WORK INSTRUCTIONS:
Reproduce all of the material word for word.
----- INFORMATION GIVEN -----
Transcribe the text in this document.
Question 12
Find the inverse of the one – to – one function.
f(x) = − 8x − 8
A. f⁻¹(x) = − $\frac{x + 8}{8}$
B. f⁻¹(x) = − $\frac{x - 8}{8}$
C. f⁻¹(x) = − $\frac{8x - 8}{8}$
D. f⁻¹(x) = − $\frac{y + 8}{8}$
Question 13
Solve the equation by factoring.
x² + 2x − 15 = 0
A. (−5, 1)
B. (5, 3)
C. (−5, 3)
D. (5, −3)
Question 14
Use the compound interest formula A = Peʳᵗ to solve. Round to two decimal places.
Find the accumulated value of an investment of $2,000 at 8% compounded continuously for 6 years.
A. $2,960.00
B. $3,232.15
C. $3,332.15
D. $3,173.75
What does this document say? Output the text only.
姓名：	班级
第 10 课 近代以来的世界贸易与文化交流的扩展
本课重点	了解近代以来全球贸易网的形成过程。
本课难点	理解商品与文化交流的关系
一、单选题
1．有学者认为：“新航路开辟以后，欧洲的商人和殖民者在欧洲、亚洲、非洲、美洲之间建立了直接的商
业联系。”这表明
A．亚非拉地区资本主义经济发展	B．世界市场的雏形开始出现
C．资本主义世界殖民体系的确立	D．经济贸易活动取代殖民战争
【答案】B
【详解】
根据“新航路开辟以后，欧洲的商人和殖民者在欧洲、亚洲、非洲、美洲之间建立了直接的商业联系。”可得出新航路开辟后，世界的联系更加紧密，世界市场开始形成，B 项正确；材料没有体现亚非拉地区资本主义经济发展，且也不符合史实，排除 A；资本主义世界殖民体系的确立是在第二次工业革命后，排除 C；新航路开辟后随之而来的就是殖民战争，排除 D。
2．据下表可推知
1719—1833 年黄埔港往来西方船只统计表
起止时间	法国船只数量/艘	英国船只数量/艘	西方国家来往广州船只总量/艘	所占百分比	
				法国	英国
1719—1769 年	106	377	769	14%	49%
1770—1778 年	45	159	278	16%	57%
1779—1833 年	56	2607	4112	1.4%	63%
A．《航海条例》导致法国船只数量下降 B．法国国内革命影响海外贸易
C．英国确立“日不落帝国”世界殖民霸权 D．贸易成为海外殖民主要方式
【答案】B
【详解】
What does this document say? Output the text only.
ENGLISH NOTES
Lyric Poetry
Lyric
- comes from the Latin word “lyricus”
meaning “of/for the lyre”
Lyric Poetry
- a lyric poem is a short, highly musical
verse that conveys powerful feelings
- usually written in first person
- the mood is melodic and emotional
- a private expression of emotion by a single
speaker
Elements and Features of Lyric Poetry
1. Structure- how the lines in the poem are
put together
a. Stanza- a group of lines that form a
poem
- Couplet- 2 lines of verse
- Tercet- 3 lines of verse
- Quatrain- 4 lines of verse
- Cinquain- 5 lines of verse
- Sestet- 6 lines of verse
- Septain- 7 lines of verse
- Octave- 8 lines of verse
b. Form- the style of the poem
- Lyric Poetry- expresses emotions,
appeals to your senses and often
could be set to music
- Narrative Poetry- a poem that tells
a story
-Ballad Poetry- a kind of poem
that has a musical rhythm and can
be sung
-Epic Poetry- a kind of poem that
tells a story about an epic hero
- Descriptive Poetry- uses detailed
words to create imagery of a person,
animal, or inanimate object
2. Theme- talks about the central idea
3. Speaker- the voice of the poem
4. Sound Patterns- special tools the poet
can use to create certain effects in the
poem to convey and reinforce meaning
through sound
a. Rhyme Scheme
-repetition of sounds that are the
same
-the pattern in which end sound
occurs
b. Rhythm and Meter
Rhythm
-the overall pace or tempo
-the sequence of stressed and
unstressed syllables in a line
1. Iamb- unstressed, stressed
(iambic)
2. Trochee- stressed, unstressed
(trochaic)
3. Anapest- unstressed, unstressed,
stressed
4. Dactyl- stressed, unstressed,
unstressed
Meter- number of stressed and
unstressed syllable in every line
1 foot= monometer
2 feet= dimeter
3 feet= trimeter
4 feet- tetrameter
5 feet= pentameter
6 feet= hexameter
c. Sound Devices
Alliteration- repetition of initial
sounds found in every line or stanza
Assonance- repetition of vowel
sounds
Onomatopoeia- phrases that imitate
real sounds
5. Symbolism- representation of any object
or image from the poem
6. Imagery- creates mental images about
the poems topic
-----
WRITTEN REPLY:
Transcribe the text in this document.
Question 12
Find the inverse of the one – to – one function.
f(x) = − 8x − 8
A. f⁻¹(x) = − $\frac{x + 8}{8}$
B. f⁻¹(x) = − $\frac{x - 8}{8}$
C. f⁻¹(x) = − $\frac{8x - 8}{8}$
D. f⁻¹(x) = − $\frac{y + 8}{8}$
Question 13
Solve the equation by factoring.
x² + 2x − 15 = 0
A. (−5, 1)
B. (5, 3)
C. (−5, 3)
D. (5, −3)
Question 14
Use the compound interest formula A = Peʳᵗ to solve. Round to two decimal places.
Find the accumulated value of an investment of $2,000 at 8% compounded continuously for 6 years.
A. $2,960.00
B. $3,232.15
C. $3,332.15
D. $3,173.75
What does this document say? Output the text only.
姓名：	班级
第 10 课 近代以来的世界贸易与文化交流的扩展
本课重点	了解近代以来全球贸易网的形成过程。
本课难点	理解商品与文化交流的关系
一、单选题
1．有学者认为：“新航路开辟以后，欧洲的商人和殖民者在欧洲、亚洲、非洲、美洲之间建立了直接的商
业联系。”这表明
A．亚非拉地区资本主义经济发展	B．世界市场的雏形开始出现
C．资本主义世界殖民体系的确立	D．经济贸易活动取代殖民战争
【答案】B
【详解】
根据“新航路开辟以后，欧洲的商人和殖民者在欧洲、亚洲、非洲、美洲之间建立了直接的商业联系。”可得出新航路开辟后，世界的联系更加紧密，世界市场开始形成，B 项正确；材料没有体现亚非拉地区资本主义经济发展，且也不符合史实，排除 A；资本主义世界殖民体系的确立是在第二次工业革命后，排除 C；新航路开辟后随之而来的就是殖民战争，排除 D。
2．据下表可推知
1719—1833 年黄埔港往来西方船只统计表
起止时间	法国船只数量/艘	英国船只数量/艘	西方国家来往广州船只总量/艘	所占百分比	
				法国	英国
1719—1769 年	106	377	769	14%	49%
1770—1778 年	45	159	278	16%	57%
1779—1833 年	56	2607	4112	1.4%	63%
A．《航海条例》导致法国船只数量下降 B．法国国内革命影响海外贸易
C．英国确立“日不落帝国”世界殖民霸权 D．贸易成为海外殖民主要方式
【答案】B
【详解】
What does this document say? Output the text only.
ENGLISH NOTES
Lyric Poetry
Lyric
- comes from the Latin word “lyricus”
meaning “of/for the lyre”
Lyric Poetry
- a lyric poem is a short, highly musical
verse that conveys powerful feelings
- usually written in first person
- the mood is melodic and emotional
- a private expression of emotion by a single
speaker
Elements and Features of Lyric Poetry
1. Structure- how the lines in the poem are
put together
a. Stanza- a group of lines that form a
poem
- Couplet- 2 lines of verse
- Tercet- 3 lines of verse
- Quatrain- 4 lines of verse
- Cinquain- 5 lines of verse
- Sestet- 6 lines of verse
- Septain- 7 lines of verse
- Octave- 8 lines of verse
b. Form- the style of the poem
- Lyric Poetry- expresses emotions,
appeals to your senses and often
could be set to music
- Narrative Poetry- a poem that tells
a story
-Ballad Poetry- a kind of poem
that has a musical rhythm and can
be sung
-Epic Poetry- a kind of poem that
tells a story about an epic hero
- Descriptive Poetry- uses detailed
words to create imagery of a person,
animal, or inanimate object
2. Theme- talks about the central idea
3. Speaker- the voice of the poem
4. Sound Patterns- special tools the poet
can use to create certain effects in the
poem to convey and reinforce meaning
through sound
a. Rhyme Scheme
-repetition of sounds that are the
same
-the pattern in which end sound
occurs
b. Rhythm and Meter
Rhythm
-the overall pace or tempo
-the sequence of stressed and
unstressed syllables in a line
1. Iamb- unstressed, stressed
(iambic)
2. Trochee- stressed, unstressed
(trochaic)
3. Anapest- unstressed, unstressed,
stressed
4. Dactyl- stressed, unstressed,
unstressed
Meter- number of stressed and
unstressed syllable in every line
1 foot= monometer
2 feet= dimeter
3 feet= trimeter
4 feet- tetrameter
5 feet= pentameter
6 feet= hexameter
c. Sound Devices
Alliteration- repetition of initial
sounds found in every line or stanza
Assonance- repetition of vowel
sounds
Onomatopoeia- phrases that imitate
real sounds
5. Symbolism- representation of any object
or image from the poem
6. Imagery- creates mental images about
the poems topic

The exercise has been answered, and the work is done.